Task to carry out →
Extract the full set of records, then give each one again exactly.
── Supplied records ──
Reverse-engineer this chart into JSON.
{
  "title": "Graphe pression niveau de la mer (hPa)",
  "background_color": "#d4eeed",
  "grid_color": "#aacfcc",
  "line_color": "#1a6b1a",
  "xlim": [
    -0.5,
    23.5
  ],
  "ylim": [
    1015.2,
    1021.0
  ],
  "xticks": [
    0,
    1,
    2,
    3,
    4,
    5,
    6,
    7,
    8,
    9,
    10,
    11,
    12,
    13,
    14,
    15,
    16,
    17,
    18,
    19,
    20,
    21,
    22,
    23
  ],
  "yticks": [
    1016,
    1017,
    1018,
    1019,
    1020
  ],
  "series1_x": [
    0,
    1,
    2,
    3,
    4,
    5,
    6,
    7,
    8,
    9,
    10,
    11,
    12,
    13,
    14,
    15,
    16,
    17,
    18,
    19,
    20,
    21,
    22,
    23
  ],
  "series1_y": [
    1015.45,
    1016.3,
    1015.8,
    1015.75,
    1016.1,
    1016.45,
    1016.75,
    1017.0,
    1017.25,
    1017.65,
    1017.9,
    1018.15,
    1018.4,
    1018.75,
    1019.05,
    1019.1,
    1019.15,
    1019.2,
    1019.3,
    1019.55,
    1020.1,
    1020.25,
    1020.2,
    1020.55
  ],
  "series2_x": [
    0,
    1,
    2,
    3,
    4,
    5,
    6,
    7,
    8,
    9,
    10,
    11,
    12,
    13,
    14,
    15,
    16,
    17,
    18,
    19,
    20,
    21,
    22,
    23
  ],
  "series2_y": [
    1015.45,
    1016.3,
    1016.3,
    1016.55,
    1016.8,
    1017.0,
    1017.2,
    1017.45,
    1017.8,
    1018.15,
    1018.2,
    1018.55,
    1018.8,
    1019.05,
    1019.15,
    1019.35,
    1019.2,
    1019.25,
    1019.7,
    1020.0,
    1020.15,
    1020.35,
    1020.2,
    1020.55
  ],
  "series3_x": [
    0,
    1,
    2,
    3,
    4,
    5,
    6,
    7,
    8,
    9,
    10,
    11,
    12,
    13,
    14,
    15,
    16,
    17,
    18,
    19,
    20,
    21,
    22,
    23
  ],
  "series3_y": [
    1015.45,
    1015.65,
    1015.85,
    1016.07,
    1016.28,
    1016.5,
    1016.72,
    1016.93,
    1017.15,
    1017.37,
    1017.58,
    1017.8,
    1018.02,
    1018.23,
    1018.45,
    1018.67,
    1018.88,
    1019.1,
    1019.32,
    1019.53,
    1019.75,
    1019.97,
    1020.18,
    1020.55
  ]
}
───
Written solution →
Reverse-engineer this chart into JSON.
{
  "title": "Graphe pression niveau de la mer (hPa)",
  "background_color": "#d4eeed",
  "grid_color": "#aacfcc",
  "line_color": "#1a6b1a",
  "xlim": [
    -0.5,
    23.5
  ],
  "ylim": [
    1015.2,
    1021.0
  ],
  "xticks": [
    0,
    1,
    2,
    3,
    4,
    5,
    6,
    7,
    8,
    9,
    10,
    11,
    12,
    13,
    14,
    15,
    16,
    17,
    18,
    19,
    20,
    21,
    22,
    23
  ],
  "yticks": [
    1016,
    1017,
    1018,
    1019,
    1020
  ],
  "series1_x": [
    0,
    1,
    2,
    3,
    4,
    5,
    6,
    7,
    8,
    9,
    10,
    11,
    12,
    13,
    14,
    15,
    16,
    17,
    18,
    19,
    20,
    21,
    22,
    23
  ],
  "series1_y": [
    1015.45,
    1016.3,
    1015.8,
    1015.75,
    1016.1,
    1016.45,
    1016.75,
    1017.0,
    1017.25,
    1017.65,
    1017.9,
    1018.15,
    1018.4,
    1018.75,
    1019.05,
    1019.1,
    1019.15,
    1019.2,
    1019.3,
    1019.55,
    1020.1,
    1020.25,
    1020.2,
    1020.55
  ],
  "series2_x": [
    0,
    1,
    2,
    3,
    4,
    5,
    6,
    7,
    8,
    9,
    10,
    11,
    12,
    13,
    14,
    15,
    16,
    17,
    18,
    19,
    20,
    21,
    22,
    23
  ],
  "series2_y": [
    1015.45,
    1016.3,
    1016.3,
    1016.55,
    1016.8,
    1017.0,
    1017.2,
    1017.45,
    1017.8,
    1018.15,
    1018.2,
    1018.55,
    1018.8,
    1019.05,
    1019.15,
    1019.35,
    1019.2,
    1019.25,
    1019.7,
    1020.0,
    1020.15,
    1020.35,
    1020.2,
    1020.55
  ],
  "series3_x": [
    0,
    1,
    2,
    3,
    4,
    5,
    6,
    7,
    8,
    9,
    10,
    11,
    12,
    13,
    14,
    15,
    16,
    17,
    18,
    19,
    20,
    21,
    22,
    23
  ],
  "series3_y": [
    1015.45,
    1015.65,
    1015.85,
    1016.07,
    1016.28,
    1016.5,
    1016.72,
    1016.93,
    1017.15,
    1017.37,
    1017.58,
    1017.8,
    1018.02,
    1018.23,
    1018.45,
    1018.67,
    1018.88,
    1019.1,
    1019.32,
    1019.53,
    1019.75,
    1019.97,
    1020.18,
    1020.55
  ]
}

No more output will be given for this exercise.